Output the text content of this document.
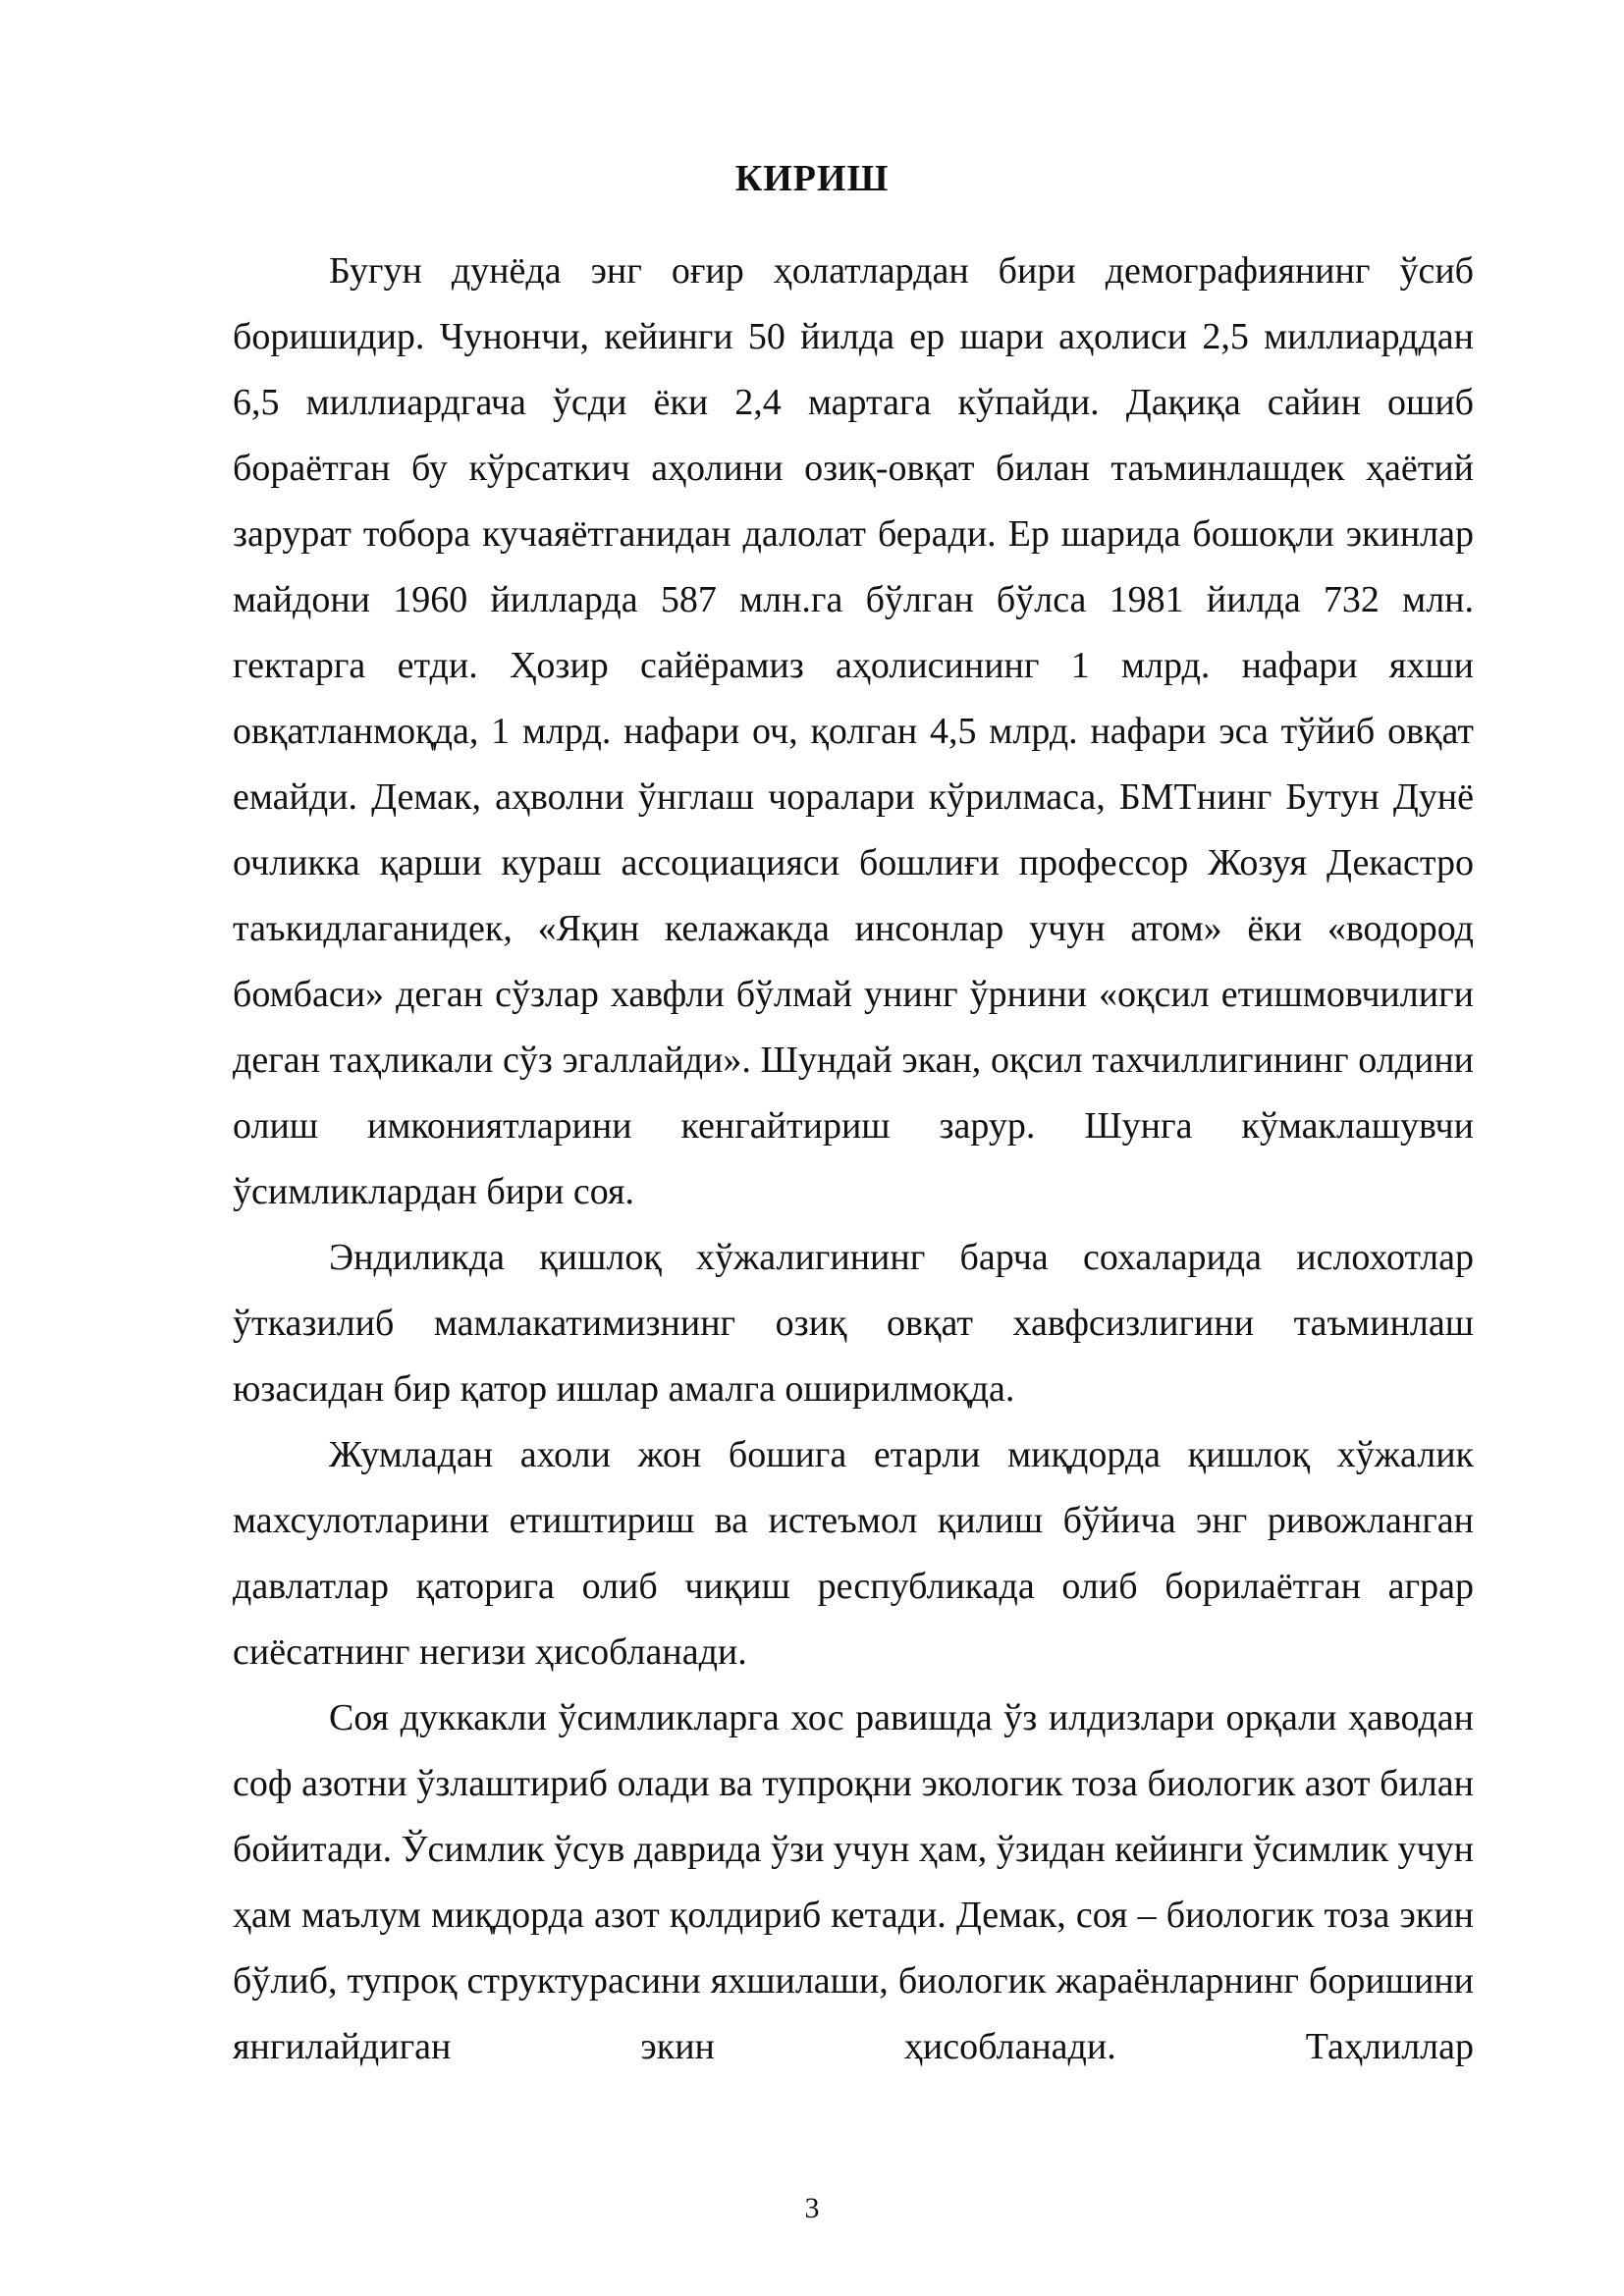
КИРИШ

Бугун дунёда энг оғир ҳолатлардан бири демографиянинг ўсиб боришидир. Чунончи, кейинги 50 йилда ер шари аҳолиси 2,5 миллиарддан 6,5 миллиардгача ўсди ёки 2,4 мартага кўпайди. Дақиқа сайин ошиб бораётган бу кўрсаткич аҳолини озиқ-овқат билан таъминлашдек ҳаётий зарурат тобора кучаяётганидан далолат беради. Ер шарида бошоқли экинлар майдони 1960 йилларда 587 млн.га бўлган бўлса 1981 йилда 732 млн. гектарга етди. Ҳозир сайёрамиз аҳолисининг 1 млрд. нафари яхши овқатланмоқда, 1 млрд. нафари оч, қолган 4,5 млрд. нафари эса тўйиб овқат емайди. Демак, аҳволни ўнглаш чоралари кўрилмаса, БМТнинг Бутун Дунё очликка қарши кураш ассоциацияси бошлиғи профессор Жозуя Декастро таъкидлаганидек, «Яқин келажакда инсонлар учун атом» ёки «водород бомбаси» деган сўзлар хавфли бўлмай унинг ўрнини «оқсил етишмовчилиги деган таҳликали сўз эгаллайди». Шундай экан, оқсил тахчиллигининг олдини олиш имкониятларини кенгайтириш зарур. Шунга кўмаклашувчи ўсимликлардан бири соя.

Эндиликда қишлоқ хўжалигининг барча сохаларида ислохотлар ўтказилиб мамлакатимизнинг озиқ овқат хавфсизлигини таъминлаш юзасидан бир қатор ишлар амалга оширилмоқда.

Жумладан ахоли жон бошига етарли миқдорда қишлоқ хўжалик махсулотларини етиштириш ва истеъмол қилиш бўйича энг ривожланган давлатлар қаторига олиб чиқиш республикада олиб борилаётган аграр сиёсатнинг негизи ҳисобланади.

Соя дуккакли ўсимликларга хос равишда ўз илдизлари орқали ҳаводан соф азотни ўзлаштириб олади ва тупроқни экологик тоза биологик азот билан бойитади. Ўсимлик ўсув даврида ўзи учун ҳам, ўзидан кейинги ўсимлик учун ҳам маълум миқдорда азот қолдириб кетади. Демак, соя – биологик тоза экин бўлиб, тупроқ структурасини яхшилаши, биологик жараёнларнинг боришини янгилайдиган экин ҳисобланади. Таҳлиллар

3
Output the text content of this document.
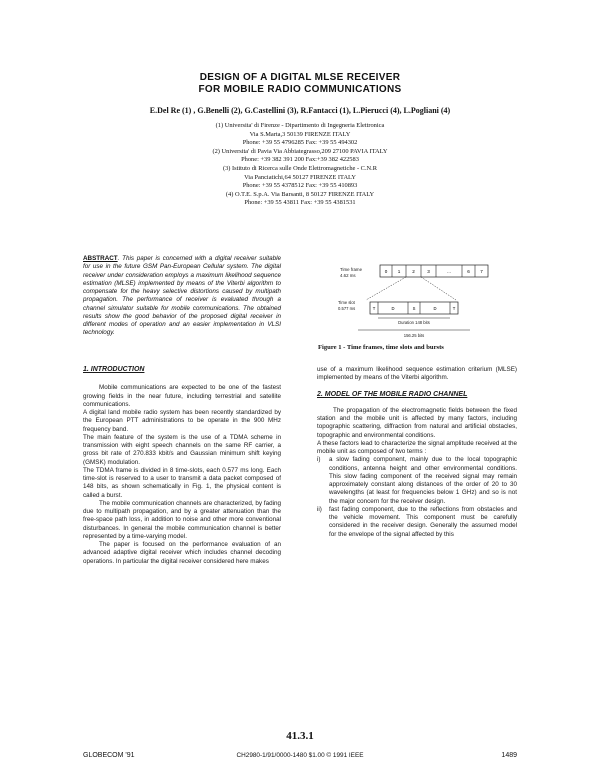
DESIGN OF A DIGITAL MLSE RECEIVER
FOR MOBILE RADIO COMMUNICATIONS
E.Del Re (1) , G.Benelli (2), G.Castellini (3), R.Fantacci (1), L.Pierucci (4), L.Pogliani (4)
(1) Universita' di Firenze - Dipartimento di Ingegneria Elettronica
Via S.Marta,3 50139 FIRENZE ITALY
Phone: +39 55 4796285 Fax: +39 55 494302
(2) Universita' di Pavia Via Abbiategrasso,209 27100 PAVIA ITALY
Phone: +39 382 391 200 Fax:+39 382 422583
(3) Istituto di Ricerca sulle Onde Elettromagnetiche - C.N.R
Via Panciatichi,64 50127 FIRENZE ITALY
Phone: +39 55 4378512 Fax: +39 55 410893
(4) O.T.E. S.p.A. Via Barsanti, 8 50127 FIRENZE ITALY
Phone: +39 55 43811 Fax: +39 55 4381531
ABSTRACT. This paper is concerned with a digital receiver suitable for use in the future GSM Pan-European Cellular system. The digital receiver under consideration employs a maximum likelihood sequence estimation (MLSE) implemented by means of the Viterbi algorithm to compensate for the heavy selective distortions caused by multipath propagation. The performance of receiver is evaluated through a channel simulator suitable for mobile communications. The obtained results show the good behavior of the proposed digital receiver in different modes of operation and an easier implementation in VLSI technology.
Time frame
4.62 ms
0 1	2	3	...	6 7
Time slot
0.577 ms	T	D	S	D	T
Duration 148 bits
156.25 bits
Figure 1 - Time frames, time slots and bursts
1. INTRODUCTION

Mobile communications are expected to be one of the fastest growing fields in the near future, including terrestrial and satellite communications.

A digital land mobile radio system has been recently standardized by the European PTT administrations to be operate in the 900 MHz frequency band.

The main feature of the system is the use of a TDMA scheme in transmission with eight speech channels on the same RF carrier, a gross bit rate of 270.833 kbit/s and Gaussian minimum shift keying (GMSK) modulation.

The TDMA frame is divided in 8 time-slots, each 0.577 ms long. Each time-slot is reserved to a user to transmit a data packet composed of 148 bits, as shown schematically in Fig. 1, the physical content is called a burst.

The mobile communication channels are characterized, by fading due to multipath propagation, and by a greater attenuation than the free-space path loss, in addition to noise and other more conventional disturbances. In general the mobile communication channel is better represented by a time-varying model.

The paper is focused on the performance evaluation of an advanced adaptive digital receiver which includes channel decoding operations. In particular the digital receiver considered here makes

use of a maximum likelihood sequence estimation criterium (MLSE) implemented by means of the Viterbi algorithm.

2. MODEL OF THE MOBILE RADIO CHANNEL

The propagation of the electromagnetic fields between the fixed station and the mobile unit is affected by many factors, including topographic scattering, diffraction from natural and artificial obstacles, topographic and environmental conditions.

A these factors lead to characterize the signal amplitude received at the mobile unit as composed of two terms :

i)	a slow fading component, mainly due to the local topographic conditions, antenna height and other environmental conditions. This slow fading component of the received signal may remain approximately constant along distances of the order of 20 to 30 wavelengths (at least for frequencies below 1 GHz) and so is not the major concern for the receiver design.
ii)	fast fading component, due to the reflections from obstacles and the vehicle movement. This component must be carefully considered in the receiver design. Generally the assumed model for the envelope of the signal affected by this
41.3.1
GLOBECOM '91	CH2980-1/91/0000-1480 $1.00 © 1991 IEEE	1489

▶ _TASK DETAILS_
Go through the listing above and list every line that has the word "Viterbi".

▶ _EXERCISE OUTPUT_
ABSTRACT. This paper is concerned with a digital receiver suitable for use in the future GSM Pan-European Cellular system. The digital receiver under consideration employs a maximum likelihood sequence estimation (MLSE) implemented by means of the Viterbi algorithm to compensate for the heavy selective distortions caused by multipath propagation. The performance of receiver is evaluated through a channel simulator suitable for mobile communications. The obtained results show the good behavior of the proposed digital receiver in different modes of operation and an easier implementation in VLSI technology.
use of a maximum likelihood sequence estimation criterium (MLSE) implemented by means of the Viterbi algorithm.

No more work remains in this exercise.